== SUPPLIED DATA ==
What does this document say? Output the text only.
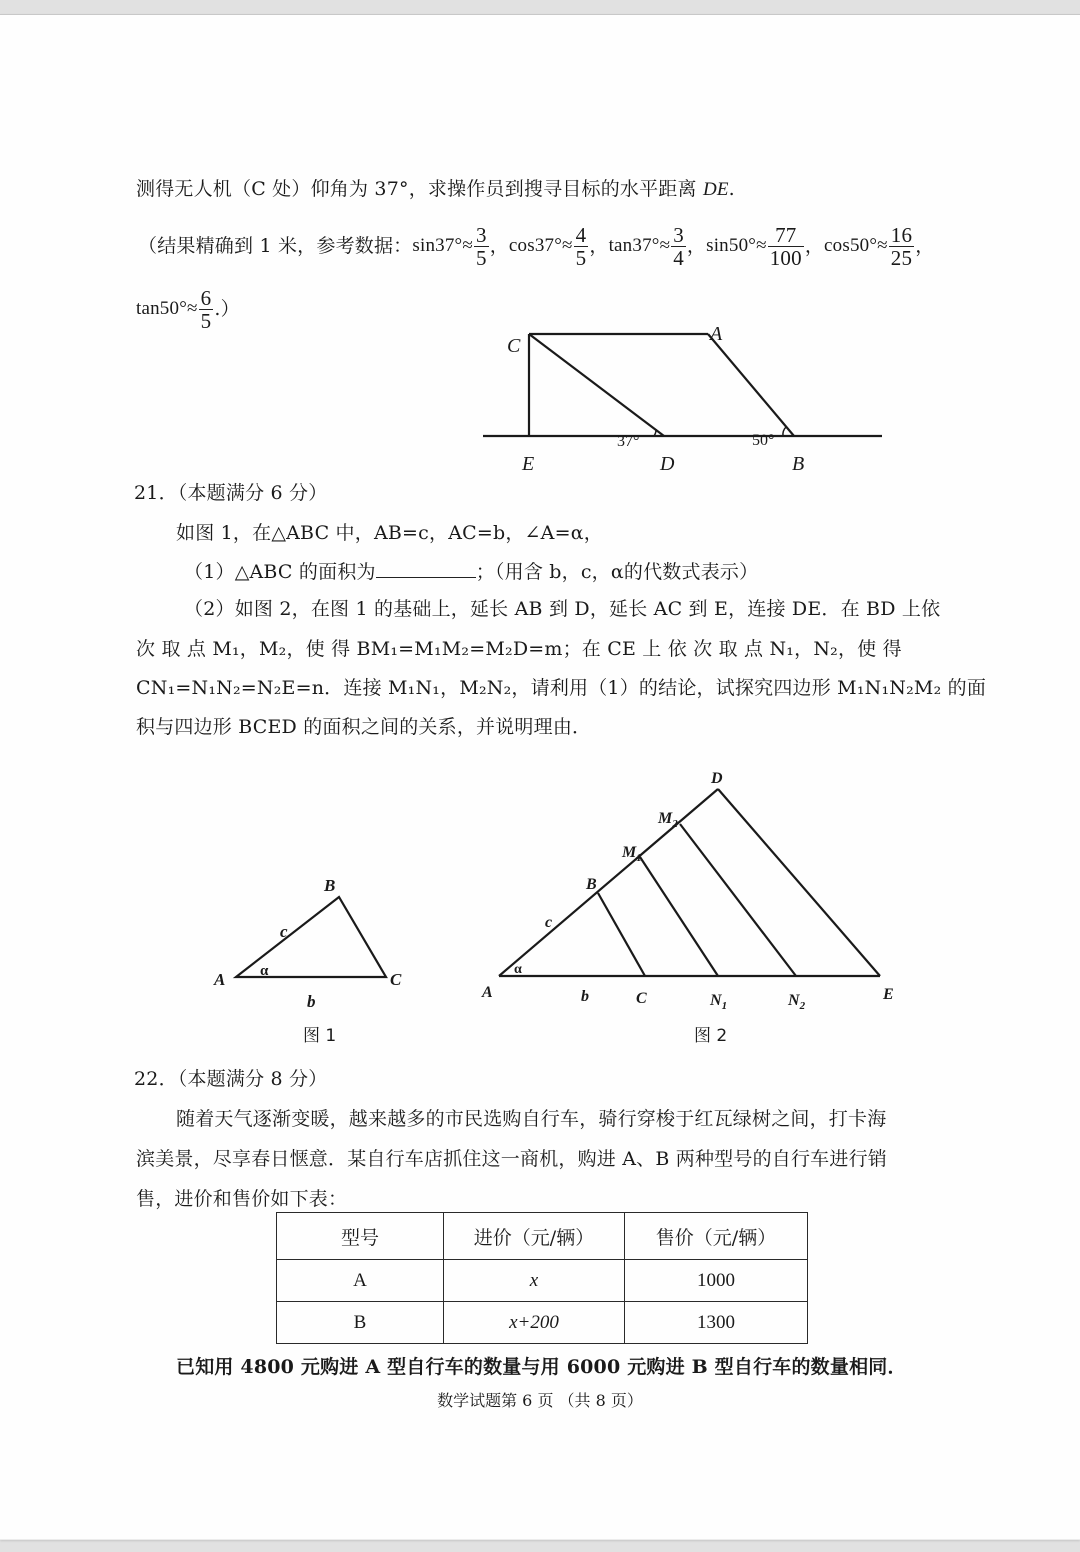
测得无人机（C 处）仰角为 37°，求操作员到搜寻目标的水平距离 DE.
（结果精确到 1 米，参考数据： $\sin 37^\circ\approx \frac{3}{5}$ ， $\cos 37^\circ\approx \frac{4}{5}$ ， $\tan 37^\circ\approx \frac{3}{4}$ ， $\sin 50^\circ\approx \frac{77}{100}$ ， $\cos 50^\circ\approx \frac{16}{25}$ ，
$\tan 50^\circ\approx \frac{6}{5}$ .）
C
A
E	D	B
37°	50°
21．（本题满分 6 分）
如图 1，在△ABC 中，AB=c，AC=b，∠A=α，
（1）△ABC 的面积为	；（用含 b，c，α的代数式表示）
（2）如图 2，在图 1 的基础上，延长 AB 到 D，延长 AC 到 E，连接 DE．在 BD 上依
次 取 点 M₁，M₂，使 得 BM₁=M₁M₂=M₂D=m；在 CE 上 依 次 取 点 N₁，N₂，使 得
CN₁=N₁N₂=N₂E=n．连接 M₁N₁，M₂N₂，请利用（1）的结论，试探究四边形 M₁N₁N₂M₂ 的面
积与四边形 BCED 的面积之间的关系，并说明理由．
A
B
C
c
b
α
图 1
A
B
C
D
E
$M_1$
$M_2$
$N_1$	$N_2$
c
b
α
图 2
22．（本题满分 8 分）
随着天气逐渐变暖，越来越多的市民选购自行车，骑行穿梭于红瓦绿树之间，打卡海
滨美景，尽享春日惬意．某自行车店抓住这一商机，购进 A、B 两种型号的自行车进行销
售，进价和售价如下表：
型号	进价（元/辆）	售价（元/辆）
A	x	1000
B	x+200	1300
已知用 4800 元购进 A 型自行车的数量与用 6000 元购进 B 型自行车的数量相同．
数学试题第 6 页 （共 8 页）
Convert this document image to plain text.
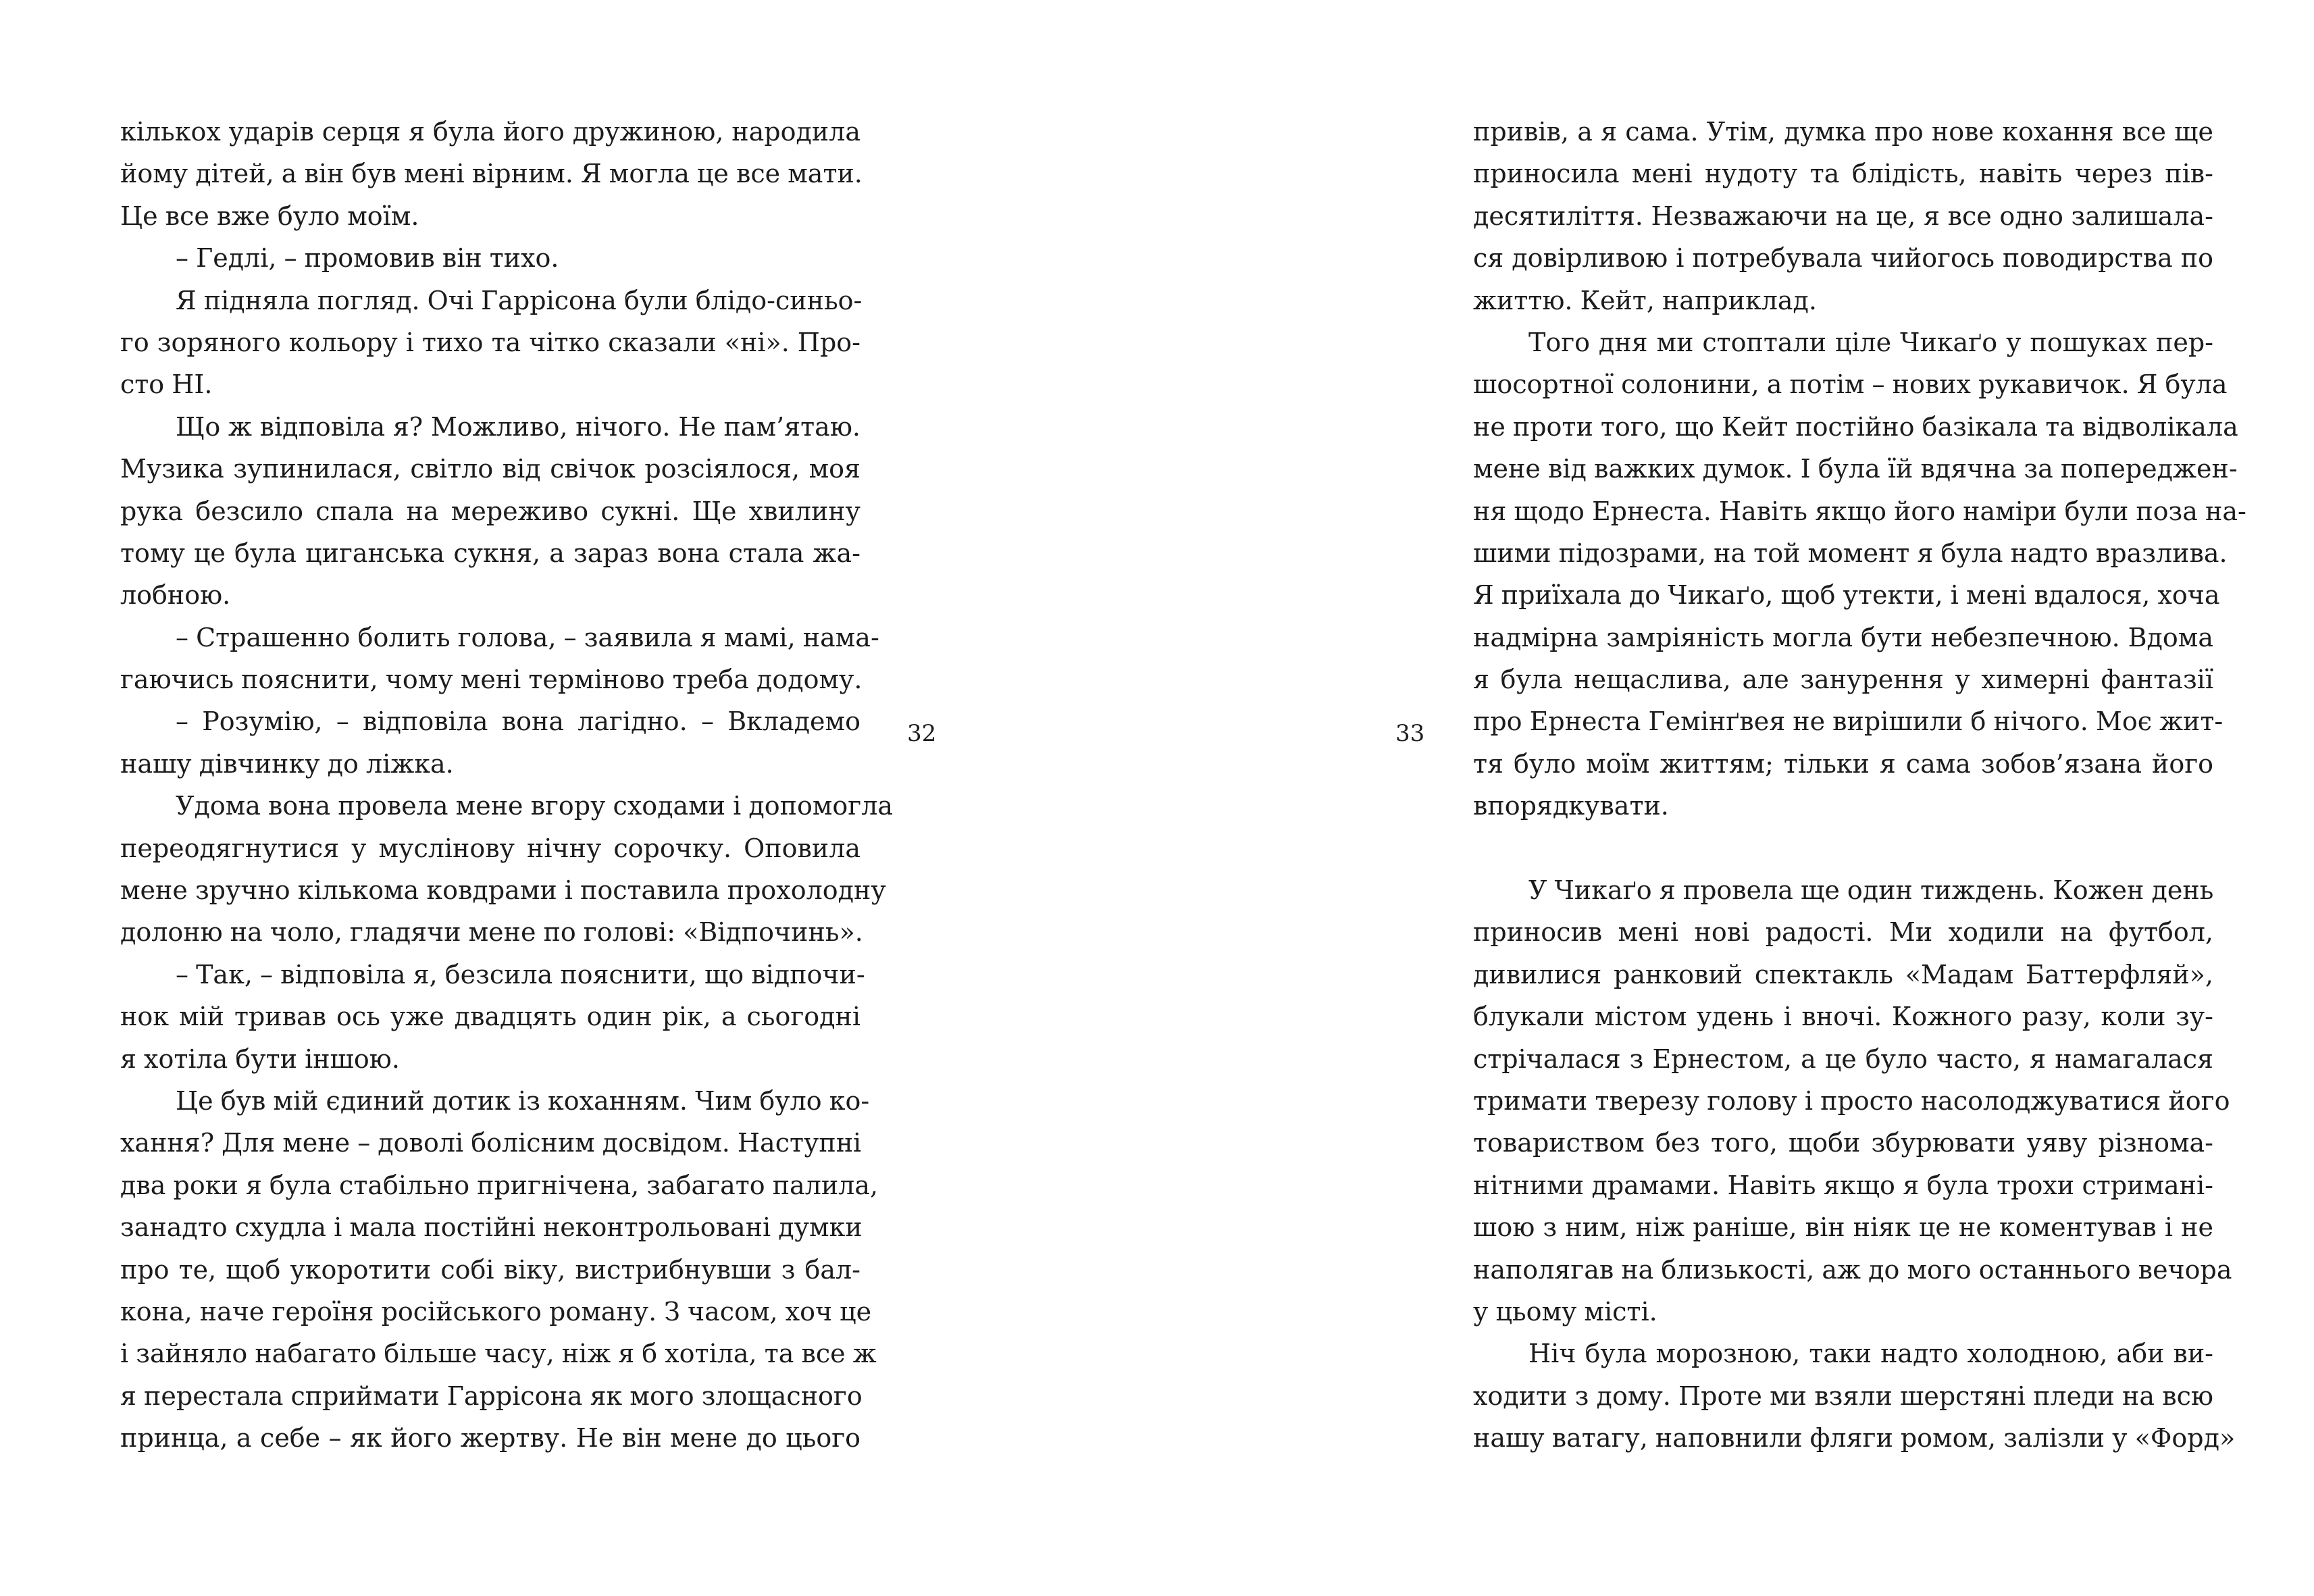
кількох ударів серця я була його дружиною, народила
йому дітей, а він був мені вірним. Я могла це все мати.
Це все вже було моїм.
– Гедлі, – промовив він тихо.
Я підняла погляд. Очі Гаррісона були блідо-синьо-
го зоряного кольору і тихо та чітко сказали «ні». Про-
сто НІ.
Що ж відповіла я? Можливо, нічого. Не пам’ятаю.
Музика зупинилася, світло від свічок розсіялося, моя
рука безсило спала на мереживо сукні. Ще хвилину
тому це була циганська сукня, а зараз вона стала жа-
лобною.
– Страшенно болить голова, – заявила я мамі, нама-
гаючись пояснити, чому мені терміново треба додому.
– Розумію, – відповіла вона лагідно. – Вкладемо
нашу дівчинку до ліжка.
Удома вона провела мене вгору сходами і допомогла
переодягнутися у муслінову нічну сорочку. Оповила
мене зручно кількома ковдрами і поставила прохолодну
долоню на чоло, гладячи мене по голові: «Відпочинь».
– Так, – відповіла я, безсила пояснити, що відпочи-
нок мій тривав ось уже двадцять один рік, а сьогодні
я хотіла бути іншою.
Це був мій єдиний дотик із коханням. Чим було ко-
хання? Для мене – доволі болісним досвідом. Наступні
два роки я була стабільно пригнічена, забагато палила,
занадто схудла і мала постійні неконтрольовані думки
про те, щоб укоротити собі віку, вистрибнувши з бал-
кона, наче героїня російського роману. З часом, хоч це
і зайняло набагато більше часу, ніж я б хотіла, та все ж
я перестала сприймати Гаррісона як мого злощасного
принца, а себе – як його жертву. Не він мене до цього
32	33
привів, а я сама. Утім, думка про нове кохання все ще
приносила мені нудоту та блідість, навіть через пів-
десятиліття. Незважаючи на це, я все одно залишала-
ся довірливою і потребувала чийогось поводирства по
життю. Кейт, наприклад.
Того дня ми стоптали ціле Чикаґо у пошуках пер-
шосортної солонини, а потім – нових рукавичок. Я була
не проти того, що Кейт постійно базікала та відволікала
мене від важких думок. І була їй вдячна за попереджен-
ня щодо Ернеста. Навіть якщо його наміри були поза на-
шими підозрами, на той момент я була надто вразлива.
Я приїхала до Чикаґо, щоб утекти, і мені вдалося, хоча
надмірна замріяність могла бути небезпечною. Вдома
я була нещаслива, але занурення у химерні фантазії
про Ернеста Гемінґвея не вирішили б нічого. Моє жит-
тя було моїм життям; тільки я сама зобов’язана його
впорядкувати.
У Чикаґо я провела ще один тиждень. Кожен день
приносив мені нові радості. Ми ходили на футбол,
дивилися ранковий спектакль «Мадам Баттерфляй»,
блукали містом удень і вночі. Кожного разу, коли зу-
стрічалася з Ернестом, а це було часто, я намагалася
тримати тверезу голову і просто насолоджуватися його
товариством без того, щоби збурювати уяву різнома-
нітними драмами. Навіть якщо я була трохи стримані-
шою з ним, ніж раніше, він ніяк це не коментував і не
наполягав на близькості, аж до мого останнього вечора
у цьому місті.
Ніч була морозною, таки надто холодною, аби ви-
ходити з дому. Проте ми взяли шерстяні пледи на всю
нашу ватагу, наповнили фляги ромом, залізли у «Форд»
===
Show every line that contains the word "this".

# THE COMPLETED TASK:
What does this document say? Output the text only.
Convert this document image to plain text.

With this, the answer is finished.